*Data supplied*:
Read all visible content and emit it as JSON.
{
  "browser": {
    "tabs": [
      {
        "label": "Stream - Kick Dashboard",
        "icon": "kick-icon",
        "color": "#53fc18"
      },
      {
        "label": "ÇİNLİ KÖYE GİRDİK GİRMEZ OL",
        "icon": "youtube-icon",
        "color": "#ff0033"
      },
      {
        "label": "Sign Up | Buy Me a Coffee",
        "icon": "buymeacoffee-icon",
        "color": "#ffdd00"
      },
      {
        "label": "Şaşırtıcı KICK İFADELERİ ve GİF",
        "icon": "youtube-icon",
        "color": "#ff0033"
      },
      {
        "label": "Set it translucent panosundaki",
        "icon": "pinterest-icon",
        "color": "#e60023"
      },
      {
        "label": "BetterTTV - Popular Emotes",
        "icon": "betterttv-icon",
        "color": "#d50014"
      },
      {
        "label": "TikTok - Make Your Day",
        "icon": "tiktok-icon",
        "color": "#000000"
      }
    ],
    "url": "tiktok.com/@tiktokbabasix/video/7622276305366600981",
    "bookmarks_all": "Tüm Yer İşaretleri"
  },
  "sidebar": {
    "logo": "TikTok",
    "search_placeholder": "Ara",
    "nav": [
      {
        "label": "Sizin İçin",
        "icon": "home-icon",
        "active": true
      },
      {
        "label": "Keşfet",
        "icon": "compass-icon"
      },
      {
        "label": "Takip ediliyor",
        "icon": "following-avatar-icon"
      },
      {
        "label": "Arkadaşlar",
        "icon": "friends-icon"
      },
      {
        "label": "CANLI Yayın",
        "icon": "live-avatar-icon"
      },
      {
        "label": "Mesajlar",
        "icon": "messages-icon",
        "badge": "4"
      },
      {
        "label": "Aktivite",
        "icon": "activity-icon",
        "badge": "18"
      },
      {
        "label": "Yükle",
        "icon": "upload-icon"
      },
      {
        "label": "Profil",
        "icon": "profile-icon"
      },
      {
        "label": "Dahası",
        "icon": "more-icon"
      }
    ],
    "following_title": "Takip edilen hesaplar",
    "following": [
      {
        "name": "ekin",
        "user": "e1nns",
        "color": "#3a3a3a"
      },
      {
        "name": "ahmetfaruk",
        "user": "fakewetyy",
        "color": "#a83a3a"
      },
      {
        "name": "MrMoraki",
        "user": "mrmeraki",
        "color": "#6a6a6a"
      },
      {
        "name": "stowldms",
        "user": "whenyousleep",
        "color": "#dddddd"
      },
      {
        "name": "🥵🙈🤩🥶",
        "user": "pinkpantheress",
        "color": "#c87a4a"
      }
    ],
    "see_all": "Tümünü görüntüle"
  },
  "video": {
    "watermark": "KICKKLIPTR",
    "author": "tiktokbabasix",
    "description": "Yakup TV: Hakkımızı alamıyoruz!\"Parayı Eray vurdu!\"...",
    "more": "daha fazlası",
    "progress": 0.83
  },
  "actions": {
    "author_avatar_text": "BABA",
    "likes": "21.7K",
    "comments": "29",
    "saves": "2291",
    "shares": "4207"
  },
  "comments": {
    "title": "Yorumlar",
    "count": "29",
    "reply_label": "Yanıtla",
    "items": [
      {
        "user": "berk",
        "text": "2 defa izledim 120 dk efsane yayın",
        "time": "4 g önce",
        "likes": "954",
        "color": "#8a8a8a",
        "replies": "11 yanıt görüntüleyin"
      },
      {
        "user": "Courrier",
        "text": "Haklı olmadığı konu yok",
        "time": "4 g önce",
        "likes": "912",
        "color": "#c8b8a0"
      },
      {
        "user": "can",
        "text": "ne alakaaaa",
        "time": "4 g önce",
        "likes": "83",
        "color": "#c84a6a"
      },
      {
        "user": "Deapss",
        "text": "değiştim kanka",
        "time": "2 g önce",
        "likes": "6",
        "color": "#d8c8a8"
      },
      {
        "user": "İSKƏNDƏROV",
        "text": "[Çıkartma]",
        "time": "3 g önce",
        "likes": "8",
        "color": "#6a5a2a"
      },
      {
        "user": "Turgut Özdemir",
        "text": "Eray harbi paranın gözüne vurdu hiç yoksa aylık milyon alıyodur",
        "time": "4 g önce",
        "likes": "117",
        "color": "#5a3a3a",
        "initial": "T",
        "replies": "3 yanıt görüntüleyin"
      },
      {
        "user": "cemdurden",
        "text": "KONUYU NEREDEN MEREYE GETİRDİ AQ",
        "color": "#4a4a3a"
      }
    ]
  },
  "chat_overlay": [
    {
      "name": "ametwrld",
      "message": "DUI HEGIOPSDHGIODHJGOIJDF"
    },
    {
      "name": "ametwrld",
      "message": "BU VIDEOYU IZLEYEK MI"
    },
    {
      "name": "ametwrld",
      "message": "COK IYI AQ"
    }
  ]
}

*What you have to do*: Extract each record, keeping it identical to the original.

*Exercise response*:
Read all visible content and emit it as JSON.
{
  "browser": {
    "tabs": [
      {
        "label": "Stream - Kick Dashboard",
        "icon": "kick-icon",
        "color": "#53fc18"
      },
      {
        "label": "ÇİNLİ KÖYE GİRDİK GİRMEZ OL",
        "icon": "youtube-icon",
        "color": "#ff0033"
      },
      {
        "label": "Sign Up | Buy Me a Coffee",
        "icon": "buymeacoffee-icon",
        "color": "#ffdd00"
      },
      {
        "label": "Şaşırtıcı KICK İFADELERİ ve GİF",
        "icon": "youtube-icon",
        "color": "#ff0033"
      },
      {
        "label": "Set it translucent panosundaki",
        "icon": "pinterest-icon",
        "color": "#e60023"
      },
      {
        "label": "BetterTTV - Popular Emotes",
        "icon": "betterttv-icon",
        "color": "#d50014"
      },
      {
        "label": "TikTok - Make Your Day",
        "icon": "tiktok-icon",
        "color": "#000000"
      }
    ],
    "url": "tiktok.com/@tiktokbabasix/video/7622276305366600981",
    "bookmarks_all": "Tüm Yer İşaretleri"
  },
  "sidebar": {
    "logo": "TikTok",
    "search_placeholder": "Ara",
    "nav": [
      {
        "label": "Sizin İçin",
        "icon": "home-icon",
        "active": true
      },
      {
        "label": "Keşfet",
        "icon": "compass-icon"
      },
      {
        "label": "Takip ediliyor",
        "icon": "following-avatar-icon"
      },
      {
        "label": "Arkadaşlar",
        "icon": "friends-icon"
      },
      {
        "label": "CANLI Yayın",
        "icon": "live-avatar-icon"
      },
      {
        "label": "Mesajlar",
        "icon": "messages-icon",
        "badge": "4"
      },
      {
        "label": "Aktivite",
        "icon": "activity-icon",
        "badge": "18"
      },
      {
        "label": "Yükle",
        "icon": "upload-icon"
      },
      {
        "label": "Profil",
        "icon": "profile-icon"
      },
      {
        "label": "Dahası",
        "icon": "more-icon"
      }
    ],
    "following_title": "Takip edilen hesaplar",
    "following": [
      {
        "name": "ekin",
        "user": "e1nns",
        "color": "#3a3a3a"
      },
      {
        "name": "ahmetfaruk",
        "user": "fakewetyy",
        "color": "#a83a3a"
      },
      {
        "name": "MrMoraki",
        "user": "mrmeraki",
        "color": "#6a6a6a"
      },
      {
        "name": "stowldms",
        "user": "whenyousleep",
        "color": "#dddddd"
      },
      {
        "name": "🥵🙈🤩🥶",
        "user": "pinkpantheress",
        "color": "#c87a4a"
      }
    ],
    "see_all": "Tümünü görüntüle"
  },
  "video": {
    "watermark": "KICKKLIPTR",
    "author": "tiktokbabasix",
    "description": "Yakup TV: Hakkımızı alamıyoruz!\"Parayı Eray vurdu!\"...",
    "more": "daha fazlası",
    "progress": 0.83
  },
  "actions": {
    "author_avatar_text": "BABA",
    "likes": "21.7K",
    "comments": "29",
    "saves": "2291",
    "shares": "4207"
  },
  "comments": {
    "title": "Yorumlar",
    "count": "29",
    "reply_label": "Yanıtla",
    "items": [
      {
        "user": "berk",
        "text": "2 defa izledim 120 dk efsane yayın",
        "time": "4 g önce",
        "likes": "954",
        "color": "#8a8a8a",
        "replies": "11 yanıt görüntüleyin"
      },
      {
        "user": "Courrier",
        "text": "Haklı olmadığı konu yok",
        "time": "4 g önce",
        "likes": "912",
        "color": "#c8b8a0"
      },
      {
        "user": "can",
        "text": "ne alakaaaa",
        "time": "4 g önce",
        "likes": "83",
        "color": "#c84a6a"
      },
      {
        "user": "Deapss",
        "text": "değiştim kanka",
        "time": "2 g önce",
        "likes": "6",
        "color": "#d8c8a8"
      },
      {
        "user": "İSKƏNDƏROV",
        "text": "[Çıkartma]",
        "time": "3 g önce",
        "likes": "8",
        "color": "#6a5a2a"
      },
      {
        "user": "Turgut Özdemir",
        "text": "Eray harbi paranın gözüne vurdu hiç yoksa aylık milyon alıyodur",
        "time": "4 g önce",
        "likes": "117",
        "color": "#5a3a3a",
        "initial": "T",
        "replies": "3 yanıt görüntüleyin"
      },
      {
        "user": "cemdurden",
        "text": "KONUYU NEREDEN MEREYE GETİRDİ AQ",
        "color": "#4a4a3a"
      }
    ]
  },
  "chat_overlay": [
    {
      "name": "ametwrld",
      "message": "DUI HEGIOPSDHGIODHJGOIJDF"
    },
    {
      "name": "ametwrld",
      "message": "BU VIDEOYU IZLEYEK MI"
    },
    {
      "name": "ametwrld",
      "message": "COK IYI AQ"
    }
  ]
}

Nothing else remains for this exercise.